In the records below, find each line containing the word "JSON" and copy it.

--- BEGIN RECORDS SUPPLIED ---

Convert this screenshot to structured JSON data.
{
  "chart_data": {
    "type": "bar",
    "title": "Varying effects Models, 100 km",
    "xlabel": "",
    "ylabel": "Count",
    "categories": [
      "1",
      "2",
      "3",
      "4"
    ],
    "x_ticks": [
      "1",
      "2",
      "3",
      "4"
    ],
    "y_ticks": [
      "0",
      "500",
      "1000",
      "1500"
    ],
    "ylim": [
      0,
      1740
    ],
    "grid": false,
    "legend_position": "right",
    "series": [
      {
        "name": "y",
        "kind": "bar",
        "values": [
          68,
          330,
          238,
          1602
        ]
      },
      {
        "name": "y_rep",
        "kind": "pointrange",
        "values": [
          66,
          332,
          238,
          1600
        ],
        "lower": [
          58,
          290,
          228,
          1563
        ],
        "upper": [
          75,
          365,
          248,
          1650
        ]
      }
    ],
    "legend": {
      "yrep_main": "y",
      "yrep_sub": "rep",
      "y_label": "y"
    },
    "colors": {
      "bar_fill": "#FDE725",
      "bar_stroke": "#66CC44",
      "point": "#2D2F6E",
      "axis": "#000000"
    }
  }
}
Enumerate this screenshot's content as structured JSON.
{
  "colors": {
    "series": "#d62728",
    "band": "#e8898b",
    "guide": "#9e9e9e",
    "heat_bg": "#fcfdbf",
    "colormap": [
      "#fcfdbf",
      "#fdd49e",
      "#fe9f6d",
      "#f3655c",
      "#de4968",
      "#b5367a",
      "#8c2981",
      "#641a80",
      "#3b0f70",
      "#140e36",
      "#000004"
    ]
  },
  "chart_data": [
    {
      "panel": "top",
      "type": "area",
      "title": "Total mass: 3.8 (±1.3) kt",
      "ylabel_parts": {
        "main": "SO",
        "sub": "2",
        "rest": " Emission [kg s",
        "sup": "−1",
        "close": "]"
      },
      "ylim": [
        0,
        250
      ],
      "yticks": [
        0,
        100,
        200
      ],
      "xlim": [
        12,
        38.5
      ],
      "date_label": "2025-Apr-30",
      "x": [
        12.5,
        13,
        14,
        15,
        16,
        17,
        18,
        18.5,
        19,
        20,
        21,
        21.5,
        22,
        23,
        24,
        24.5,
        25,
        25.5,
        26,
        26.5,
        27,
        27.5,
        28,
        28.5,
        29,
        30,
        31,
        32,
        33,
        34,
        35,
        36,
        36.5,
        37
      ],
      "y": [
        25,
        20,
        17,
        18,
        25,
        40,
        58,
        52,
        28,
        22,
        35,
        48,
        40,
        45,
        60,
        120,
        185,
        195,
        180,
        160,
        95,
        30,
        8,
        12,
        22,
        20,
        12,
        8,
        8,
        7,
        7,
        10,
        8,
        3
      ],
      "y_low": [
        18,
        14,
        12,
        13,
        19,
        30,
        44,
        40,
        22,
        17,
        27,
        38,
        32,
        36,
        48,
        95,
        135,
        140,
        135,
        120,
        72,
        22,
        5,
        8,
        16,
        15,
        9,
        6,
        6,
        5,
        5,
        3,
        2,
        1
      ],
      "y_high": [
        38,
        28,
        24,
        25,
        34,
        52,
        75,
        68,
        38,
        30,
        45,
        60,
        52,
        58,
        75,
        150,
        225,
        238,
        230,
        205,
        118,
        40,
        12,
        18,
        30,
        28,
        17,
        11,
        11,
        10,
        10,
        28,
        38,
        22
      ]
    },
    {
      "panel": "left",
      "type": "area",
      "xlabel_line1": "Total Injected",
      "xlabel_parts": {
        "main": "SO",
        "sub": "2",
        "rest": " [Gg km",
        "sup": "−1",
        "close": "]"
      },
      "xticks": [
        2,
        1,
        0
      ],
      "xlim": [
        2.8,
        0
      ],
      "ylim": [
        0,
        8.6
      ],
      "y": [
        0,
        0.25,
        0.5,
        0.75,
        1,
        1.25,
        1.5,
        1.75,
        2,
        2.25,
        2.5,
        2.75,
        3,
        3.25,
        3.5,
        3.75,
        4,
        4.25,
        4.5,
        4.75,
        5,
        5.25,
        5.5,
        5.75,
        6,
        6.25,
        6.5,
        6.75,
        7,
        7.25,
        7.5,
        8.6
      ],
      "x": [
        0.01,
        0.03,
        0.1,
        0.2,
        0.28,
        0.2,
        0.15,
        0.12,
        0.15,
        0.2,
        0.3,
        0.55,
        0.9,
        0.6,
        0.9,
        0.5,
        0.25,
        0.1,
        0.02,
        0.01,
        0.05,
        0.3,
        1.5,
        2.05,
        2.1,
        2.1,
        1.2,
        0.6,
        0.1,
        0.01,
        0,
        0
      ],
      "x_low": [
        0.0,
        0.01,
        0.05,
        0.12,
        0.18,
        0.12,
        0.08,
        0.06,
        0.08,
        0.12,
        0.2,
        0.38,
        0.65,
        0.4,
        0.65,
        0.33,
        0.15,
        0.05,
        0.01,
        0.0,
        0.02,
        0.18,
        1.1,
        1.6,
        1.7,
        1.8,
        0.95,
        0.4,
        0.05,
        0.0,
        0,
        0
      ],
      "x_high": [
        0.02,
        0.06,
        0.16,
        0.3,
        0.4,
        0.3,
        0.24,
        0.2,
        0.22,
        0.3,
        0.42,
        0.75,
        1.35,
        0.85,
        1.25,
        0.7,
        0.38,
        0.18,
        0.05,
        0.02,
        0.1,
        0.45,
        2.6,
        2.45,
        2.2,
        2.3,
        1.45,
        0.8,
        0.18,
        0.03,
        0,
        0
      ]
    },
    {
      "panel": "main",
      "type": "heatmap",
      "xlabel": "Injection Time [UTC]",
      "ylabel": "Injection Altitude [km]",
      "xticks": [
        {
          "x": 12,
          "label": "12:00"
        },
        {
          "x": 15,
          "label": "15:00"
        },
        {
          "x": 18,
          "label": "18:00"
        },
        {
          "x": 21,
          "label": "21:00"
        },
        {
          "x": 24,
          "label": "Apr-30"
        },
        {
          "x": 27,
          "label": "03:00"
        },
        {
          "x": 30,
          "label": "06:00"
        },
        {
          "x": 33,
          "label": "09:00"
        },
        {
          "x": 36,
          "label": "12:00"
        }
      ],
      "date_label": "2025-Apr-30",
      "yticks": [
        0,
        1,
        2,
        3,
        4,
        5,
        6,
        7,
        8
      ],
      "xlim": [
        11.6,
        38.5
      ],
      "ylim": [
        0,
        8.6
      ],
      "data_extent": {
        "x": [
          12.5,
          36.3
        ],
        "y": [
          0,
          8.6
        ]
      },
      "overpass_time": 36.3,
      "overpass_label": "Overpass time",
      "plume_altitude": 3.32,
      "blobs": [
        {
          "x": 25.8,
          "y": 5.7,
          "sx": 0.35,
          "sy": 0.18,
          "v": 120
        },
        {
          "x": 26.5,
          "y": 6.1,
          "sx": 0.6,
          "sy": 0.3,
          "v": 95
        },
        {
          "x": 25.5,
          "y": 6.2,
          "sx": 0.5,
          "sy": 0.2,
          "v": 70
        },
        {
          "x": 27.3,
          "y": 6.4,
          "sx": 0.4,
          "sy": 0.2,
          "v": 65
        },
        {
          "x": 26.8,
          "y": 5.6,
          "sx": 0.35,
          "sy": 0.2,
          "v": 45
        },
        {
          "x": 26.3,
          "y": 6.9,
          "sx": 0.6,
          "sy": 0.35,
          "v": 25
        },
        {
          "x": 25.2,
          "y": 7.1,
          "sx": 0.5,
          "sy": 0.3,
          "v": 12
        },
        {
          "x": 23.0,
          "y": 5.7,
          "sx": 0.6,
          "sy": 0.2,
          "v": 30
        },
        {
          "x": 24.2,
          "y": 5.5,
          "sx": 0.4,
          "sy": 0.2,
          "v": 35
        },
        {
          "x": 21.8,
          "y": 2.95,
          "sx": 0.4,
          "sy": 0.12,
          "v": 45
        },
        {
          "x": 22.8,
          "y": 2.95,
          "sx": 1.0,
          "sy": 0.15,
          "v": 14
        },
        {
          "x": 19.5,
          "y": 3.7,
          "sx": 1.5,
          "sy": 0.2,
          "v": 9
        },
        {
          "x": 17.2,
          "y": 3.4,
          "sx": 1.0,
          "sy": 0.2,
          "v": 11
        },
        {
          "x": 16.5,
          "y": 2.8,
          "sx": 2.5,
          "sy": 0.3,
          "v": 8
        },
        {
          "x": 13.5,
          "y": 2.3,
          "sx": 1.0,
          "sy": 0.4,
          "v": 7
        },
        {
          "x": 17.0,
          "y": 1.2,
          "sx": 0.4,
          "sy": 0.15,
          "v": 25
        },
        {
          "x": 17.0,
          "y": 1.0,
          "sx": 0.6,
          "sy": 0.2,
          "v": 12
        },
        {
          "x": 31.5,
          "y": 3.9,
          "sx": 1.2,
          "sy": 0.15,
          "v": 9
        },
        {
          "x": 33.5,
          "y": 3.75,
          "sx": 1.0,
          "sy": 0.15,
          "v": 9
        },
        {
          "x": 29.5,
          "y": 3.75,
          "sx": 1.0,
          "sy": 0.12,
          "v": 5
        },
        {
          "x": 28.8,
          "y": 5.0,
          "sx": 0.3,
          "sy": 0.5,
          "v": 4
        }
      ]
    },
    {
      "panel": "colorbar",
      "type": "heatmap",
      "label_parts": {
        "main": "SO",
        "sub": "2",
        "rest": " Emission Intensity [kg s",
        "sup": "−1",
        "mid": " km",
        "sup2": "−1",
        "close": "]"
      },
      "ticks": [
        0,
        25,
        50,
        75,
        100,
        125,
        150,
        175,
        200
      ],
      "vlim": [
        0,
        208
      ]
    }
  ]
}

--- END RECORDS SUPPLIED ---

EXERCISE ANSWER:
Convert this screenshot to structured JSON data.
Enumerate this screenshot's content as structured JSON.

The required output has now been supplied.